Directive ->
Will you output all of the data below exactly, omitting the images?

(Stored records)

((

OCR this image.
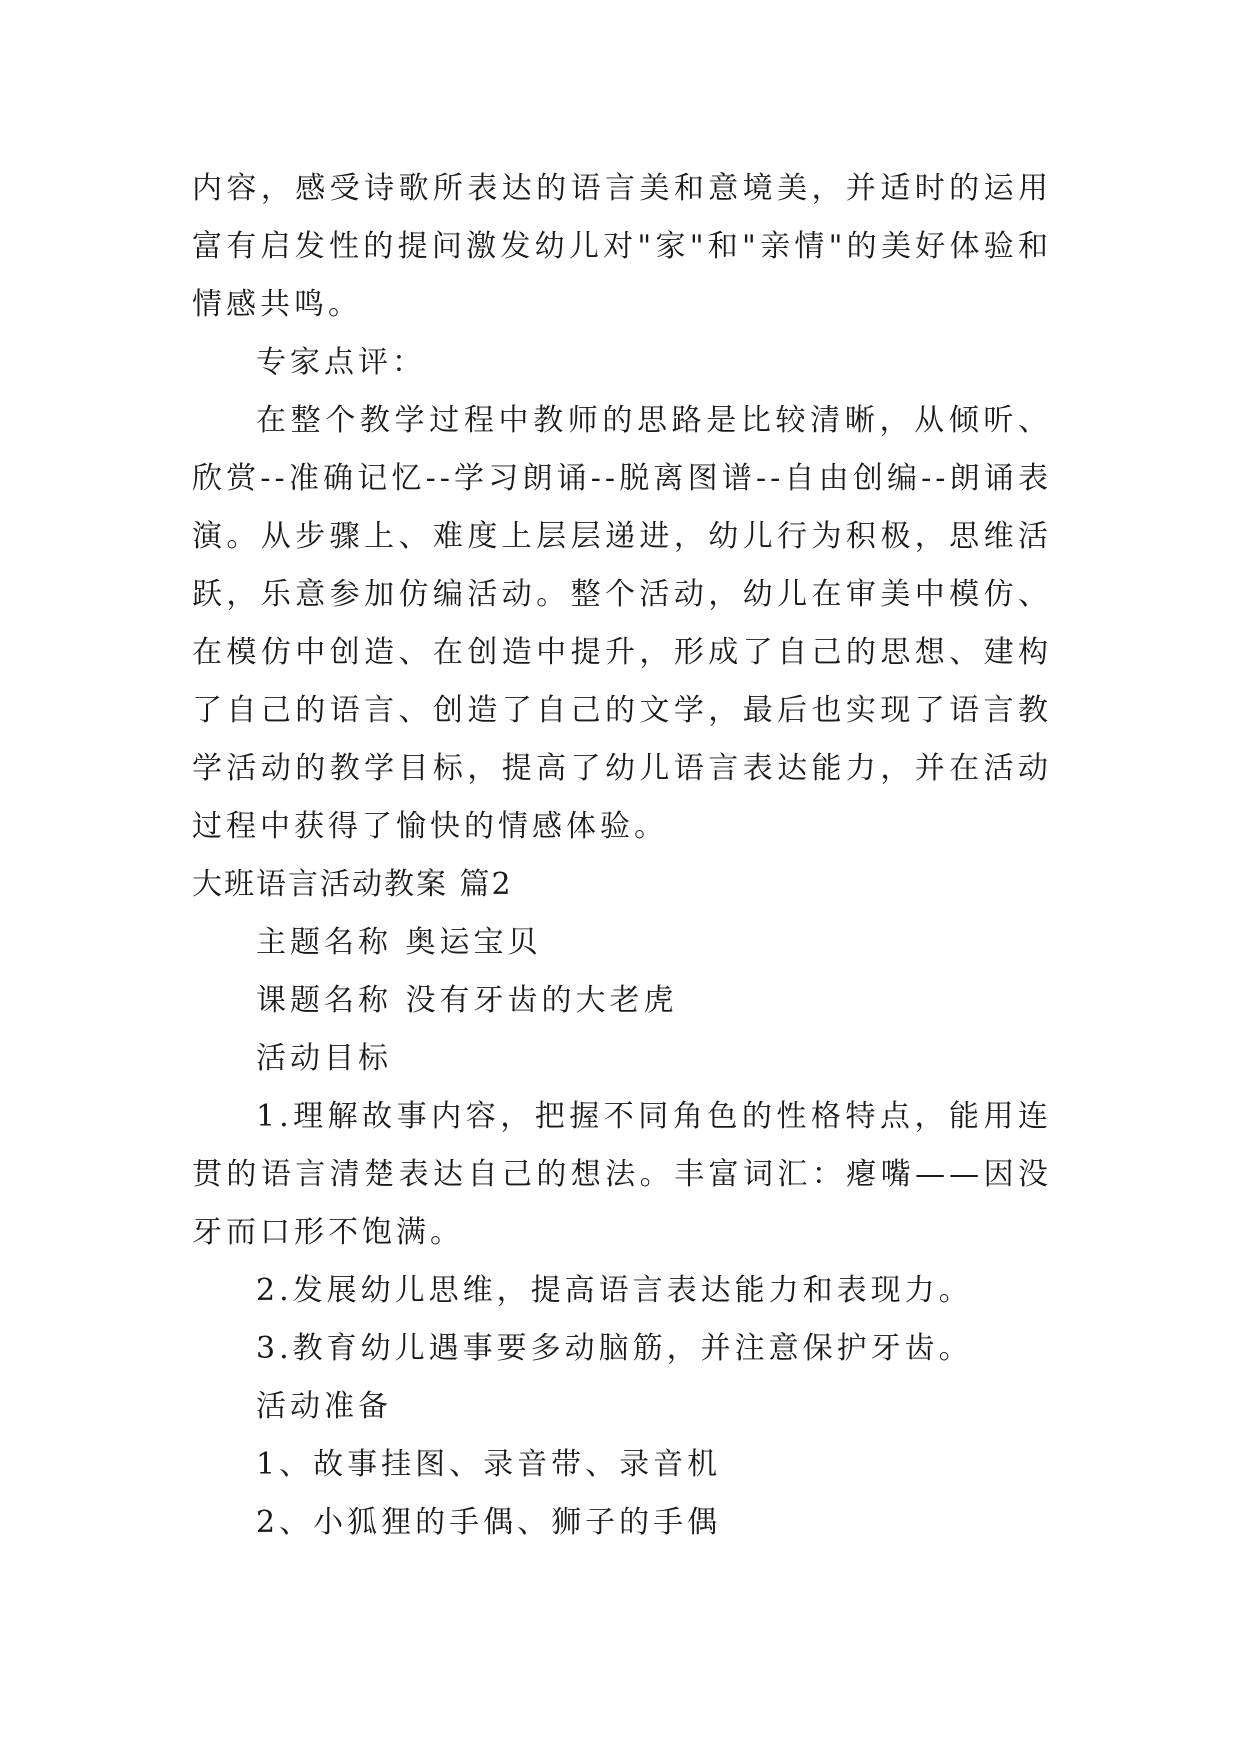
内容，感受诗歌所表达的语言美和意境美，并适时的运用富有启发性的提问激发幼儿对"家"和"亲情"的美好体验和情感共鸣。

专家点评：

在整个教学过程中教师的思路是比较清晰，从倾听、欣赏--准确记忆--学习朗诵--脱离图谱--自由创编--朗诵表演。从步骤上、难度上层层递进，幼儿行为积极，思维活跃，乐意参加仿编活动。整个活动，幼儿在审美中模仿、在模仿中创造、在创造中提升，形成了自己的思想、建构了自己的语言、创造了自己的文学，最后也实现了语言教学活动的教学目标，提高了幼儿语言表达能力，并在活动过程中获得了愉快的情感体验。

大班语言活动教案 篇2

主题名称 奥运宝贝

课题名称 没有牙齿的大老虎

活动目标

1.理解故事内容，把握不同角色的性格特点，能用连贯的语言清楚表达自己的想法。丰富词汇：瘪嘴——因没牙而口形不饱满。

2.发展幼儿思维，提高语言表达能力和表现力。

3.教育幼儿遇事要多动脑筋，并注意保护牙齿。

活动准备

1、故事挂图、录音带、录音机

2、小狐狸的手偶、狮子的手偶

))

Result of this exercise ->
OCR this image.
内容，感受诗歌所表达的语言美和意境美，并适时的运用富有启发性的提问激发幼儿对"家"和"亲情"的美好体验和情感共鸣。

专家点评：

在整个教学过程中教师的思路是比较清晰，从倾听、欣赏--准确记忆--学习朗诵--脱离图谱--自由创编--朗诵表演。从步骤上、难度上层层递进，幼儿行为积极，思维活跃，乐意参加仿编活动。整个活动，幼儿在审美中模仿、在模仿中创造、在创造中提升，形成了自己的思想、建构了自己的语言、创造了自己的文学，最后也实现了语言教学活动的教学目标，提高了幼儿语言表达能力，并在活动过程中获得了愉快的情感体验。

大班语言活动教案 篇2

主题名称 奥运宝贝

课题名称 没有牙齿的大老虎

活动目标

1.理解故事内容，把握不同角色的性格特点，能用连贯的语言清楚表达自己的想法。丰富词汇：瘪嘴——因没牙而口形不饱满。

2.发展幼儿思维，提高语言表达能力和表现力。

3.教育幼儿遇事要多动脑筋，并注意保护牙齿。

活动准备

1、故事挂图、录音带、录音机

2、小狐狸的手偶、狮子的手偶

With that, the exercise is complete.